» **Objective**
Gather each line containing the string "أولا" from these entries.

» **Working data**
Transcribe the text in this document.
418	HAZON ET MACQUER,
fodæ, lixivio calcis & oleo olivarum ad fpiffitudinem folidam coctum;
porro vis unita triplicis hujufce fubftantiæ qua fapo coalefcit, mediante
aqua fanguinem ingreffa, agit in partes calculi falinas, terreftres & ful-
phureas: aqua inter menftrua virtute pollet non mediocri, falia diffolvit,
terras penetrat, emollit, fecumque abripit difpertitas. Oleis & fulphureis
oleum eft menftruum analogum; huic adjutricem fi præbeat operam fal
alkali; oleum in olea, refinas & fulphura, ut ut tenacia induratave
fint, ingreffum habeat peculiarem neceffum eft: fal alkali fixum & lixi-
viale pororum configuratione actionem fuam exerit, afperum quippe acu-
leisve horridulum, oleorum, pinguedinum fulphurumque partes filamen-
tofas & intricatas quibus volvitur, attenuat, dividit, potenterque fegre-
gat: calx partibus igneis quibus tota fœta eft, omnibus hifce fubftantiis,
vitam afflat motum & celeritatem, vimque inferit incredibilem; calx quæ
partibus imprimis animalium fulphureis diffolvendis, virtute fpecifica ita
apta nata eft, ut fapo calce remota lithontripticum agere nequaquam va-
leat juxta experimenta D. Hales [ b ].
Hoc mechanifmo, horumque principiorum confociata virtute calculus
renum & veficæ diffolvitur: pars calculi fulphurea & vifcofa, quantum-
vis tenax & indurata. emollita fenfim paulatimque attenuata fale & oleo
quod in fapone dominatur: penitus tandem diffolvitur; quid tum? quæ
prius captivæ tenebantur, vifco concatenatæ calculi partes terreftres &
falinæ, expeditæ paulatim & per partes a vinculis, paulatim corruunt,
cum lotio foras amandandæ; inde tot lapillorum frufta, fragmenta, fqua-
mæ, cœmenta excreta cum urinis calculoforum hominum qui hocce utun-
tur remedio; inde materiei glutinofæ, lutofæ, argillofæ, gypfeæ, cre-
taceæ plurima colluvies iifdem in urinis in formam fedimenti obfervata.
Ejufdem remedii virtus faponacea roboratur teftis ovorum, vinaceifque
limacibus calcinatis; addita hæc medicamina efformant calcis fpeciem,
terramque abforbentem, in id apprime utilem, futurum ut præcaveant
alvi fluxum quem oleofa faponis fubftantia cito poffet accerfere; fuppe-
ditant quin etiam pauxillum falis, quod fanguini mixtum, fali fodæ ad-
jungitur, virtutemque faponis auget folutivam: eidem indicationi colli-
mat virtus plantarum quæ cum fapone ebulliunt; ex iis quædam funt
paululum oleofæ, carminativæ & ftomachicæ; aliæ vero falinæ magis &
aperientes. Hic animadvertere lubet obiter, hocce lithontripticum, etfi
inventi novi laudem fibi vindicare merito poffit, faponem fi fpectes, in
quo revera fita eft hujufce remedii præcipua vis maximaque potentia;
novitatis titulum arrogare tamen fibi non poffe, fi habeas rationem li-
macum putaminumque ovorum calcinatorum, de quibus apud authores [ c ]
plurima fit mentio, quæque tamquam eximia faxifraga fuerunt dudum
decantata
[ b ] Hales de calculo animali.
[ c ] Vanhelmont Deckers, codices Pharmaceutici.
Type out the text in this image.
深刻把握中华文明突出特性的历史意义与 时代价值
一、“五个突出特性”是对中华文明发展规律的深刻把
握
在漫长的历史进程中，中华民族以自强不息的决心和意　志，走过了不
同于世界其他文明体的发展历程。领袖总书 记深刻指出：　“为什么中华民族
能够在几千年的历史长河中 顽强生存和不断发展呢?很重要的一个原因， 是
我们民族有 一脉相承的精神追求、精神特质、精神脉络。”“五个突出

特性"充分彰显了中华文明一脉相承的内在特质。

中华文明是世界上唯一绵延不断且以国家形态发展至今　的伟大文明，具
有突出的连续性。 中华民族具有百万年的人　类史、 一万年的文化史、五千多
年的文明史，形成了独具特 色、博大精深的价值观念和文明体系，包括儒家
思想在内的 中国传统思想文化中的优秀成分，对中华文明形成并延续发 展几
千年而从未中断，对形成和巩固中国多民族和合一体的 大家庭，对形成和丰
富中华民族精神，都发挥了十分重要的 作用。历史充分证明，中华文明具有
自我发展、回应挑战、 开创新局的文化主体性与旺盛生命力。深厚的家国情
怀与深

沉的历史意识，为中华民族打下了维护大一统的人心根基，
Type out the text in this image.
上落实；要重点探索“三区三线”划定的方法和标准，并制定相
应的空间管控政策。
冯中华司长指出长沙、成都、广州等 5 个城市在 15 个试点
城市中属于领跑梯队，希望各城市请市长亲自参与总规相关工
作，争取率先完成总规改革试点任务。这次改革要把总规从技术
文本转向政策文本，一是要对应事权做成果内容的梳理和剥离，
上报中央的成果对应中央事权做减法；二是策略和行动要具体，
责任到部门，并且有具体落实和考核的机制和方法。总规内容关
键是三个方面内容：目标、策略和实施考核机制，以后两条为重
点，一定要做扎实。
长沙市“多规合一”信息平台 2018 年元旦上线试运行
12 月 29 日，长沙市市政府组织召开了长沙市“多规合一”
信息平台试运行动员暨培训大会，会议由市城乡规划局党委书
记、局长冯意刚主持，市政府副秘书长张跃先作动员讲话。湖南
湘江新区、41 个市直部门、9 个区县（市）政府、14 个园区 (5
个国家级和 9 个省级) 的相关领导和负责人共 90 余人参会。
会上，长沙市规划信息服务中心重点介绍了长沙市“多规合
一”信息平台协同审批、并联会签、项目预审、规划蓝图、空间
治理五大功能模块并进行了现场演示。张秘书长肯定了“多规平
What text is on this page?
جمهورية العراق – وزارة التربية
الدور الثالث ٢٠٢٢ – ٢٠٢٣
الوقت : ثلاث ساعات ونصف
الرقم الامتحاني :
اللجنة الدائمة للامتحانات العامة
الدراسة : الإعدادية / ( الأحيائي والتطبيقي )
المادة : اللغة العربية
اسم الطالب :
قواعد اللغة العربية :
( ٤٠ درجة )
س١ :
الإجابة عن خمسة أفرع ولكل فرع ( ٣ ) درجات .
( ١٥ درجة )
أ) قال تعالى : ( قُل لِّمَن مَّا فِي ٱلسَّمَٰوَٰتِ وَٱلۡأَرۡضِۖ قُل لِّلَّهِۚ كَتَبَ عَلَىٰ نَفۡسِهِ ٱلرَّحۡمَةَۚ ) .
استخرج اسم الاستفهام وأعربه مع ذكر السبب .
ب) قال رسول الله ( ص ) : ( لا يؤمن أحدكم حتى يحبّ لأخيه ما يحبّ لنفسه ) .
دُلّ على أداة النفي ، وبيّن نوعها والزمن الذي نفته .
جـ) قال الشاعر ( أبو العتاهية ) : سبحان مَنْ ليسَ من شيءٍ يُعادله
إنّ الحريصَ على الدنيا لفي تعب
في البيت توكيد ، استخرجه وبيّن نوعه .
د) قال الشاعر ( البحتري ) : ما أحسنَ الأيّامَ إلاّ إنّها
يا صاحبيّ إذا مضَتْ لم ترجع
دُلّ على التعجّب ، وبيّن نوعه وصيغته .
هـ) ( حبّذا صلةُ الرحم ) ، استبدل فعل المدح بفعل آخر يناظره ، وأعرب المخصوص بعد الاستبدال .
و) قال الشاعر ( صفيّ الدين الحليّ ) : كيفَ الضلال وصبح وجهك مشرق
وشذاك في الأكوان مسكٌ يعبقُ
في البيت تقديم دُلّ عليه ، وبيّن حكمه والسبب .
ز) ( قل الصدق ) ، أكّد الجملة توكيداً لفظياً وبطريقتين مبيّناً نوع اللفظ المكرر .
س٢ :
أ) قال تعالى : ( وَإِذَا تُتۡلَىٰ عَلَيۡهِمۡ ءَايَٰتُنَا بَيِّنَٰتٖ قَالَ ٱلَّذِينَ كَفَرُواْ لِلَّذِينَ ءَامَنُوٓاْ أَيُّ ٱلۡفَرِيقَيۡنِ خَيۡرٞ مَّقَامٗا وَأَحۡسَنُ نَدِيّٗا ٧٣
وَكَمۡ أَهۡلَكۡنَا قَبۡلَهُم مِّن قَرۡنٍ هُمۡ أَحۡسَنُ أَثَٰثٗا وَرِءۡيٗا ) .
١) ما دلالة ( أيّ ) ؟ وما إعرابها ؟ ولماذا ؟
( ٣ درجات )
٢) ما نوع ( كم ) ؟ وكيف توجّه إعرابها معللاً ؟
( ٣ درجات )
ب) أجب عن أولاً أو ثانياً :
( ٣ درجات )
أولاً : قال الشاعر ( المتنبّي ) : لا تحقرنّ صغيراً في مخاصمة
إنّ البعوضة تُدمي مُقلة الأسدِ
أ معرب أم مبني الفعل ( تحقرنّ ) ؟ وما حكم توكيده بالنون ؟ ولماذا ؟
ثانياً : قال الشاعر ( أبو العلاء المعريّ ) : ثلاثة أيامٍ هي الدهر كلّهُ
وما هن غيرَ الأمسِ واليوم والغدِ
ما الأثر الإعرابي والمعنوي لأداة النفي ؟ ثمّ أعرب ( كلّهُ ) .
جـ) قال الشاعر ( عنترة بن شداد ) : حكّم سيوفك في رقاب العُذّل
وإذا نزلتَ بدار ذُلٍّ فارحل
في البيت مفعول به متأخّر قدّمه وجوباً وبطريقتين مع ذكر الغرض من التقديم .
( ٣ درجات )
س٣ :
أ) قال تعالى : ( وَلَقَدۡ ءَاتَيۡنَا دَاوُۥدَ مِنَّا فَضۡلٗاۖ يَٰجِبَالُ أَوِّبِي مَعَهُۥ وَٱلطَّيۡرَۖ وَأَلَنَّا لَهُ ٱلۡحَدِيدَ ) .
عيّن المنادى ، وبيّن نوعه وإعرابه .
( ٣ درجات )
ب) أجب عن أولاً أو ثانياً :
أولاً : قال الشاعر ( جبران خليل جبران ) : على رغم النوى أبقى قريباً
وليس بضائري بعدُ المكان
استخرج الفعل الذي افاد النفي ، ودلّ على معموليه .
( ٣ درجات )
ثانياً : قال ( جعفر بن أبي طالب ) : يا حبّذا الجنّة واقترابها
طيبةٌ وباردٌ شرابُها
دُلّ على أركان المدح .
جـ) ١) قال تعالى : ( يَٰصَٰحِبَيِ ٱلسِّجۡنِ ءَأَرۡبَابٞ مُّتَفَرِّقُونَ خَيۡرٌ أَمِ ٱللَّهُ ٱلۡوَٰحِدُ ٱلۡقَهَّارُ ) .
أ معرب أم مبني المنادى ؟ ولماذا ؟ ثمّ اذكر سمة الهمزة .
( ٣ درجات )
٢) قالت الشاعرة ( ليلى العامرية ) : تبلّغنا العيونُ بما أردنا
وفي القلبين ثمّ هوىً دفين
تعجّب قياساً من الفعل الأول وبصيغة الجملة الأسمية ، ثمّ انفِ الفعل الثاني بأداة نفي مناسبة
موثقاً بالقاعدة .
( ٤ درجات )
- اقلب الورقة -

» **Answer to this exercise**
ب) أجب عن أولاً أو ثانياً :
أولاً : قال الشاعر ( المتنبّي ) : لا تحقرنّ صغيراً في مخاصمة
ب) أجب عن أولاً أو ثانياً :
أولاً : قال الشاعر ( جبران خليل جبران ) : على رغم النوى أبقى قريباً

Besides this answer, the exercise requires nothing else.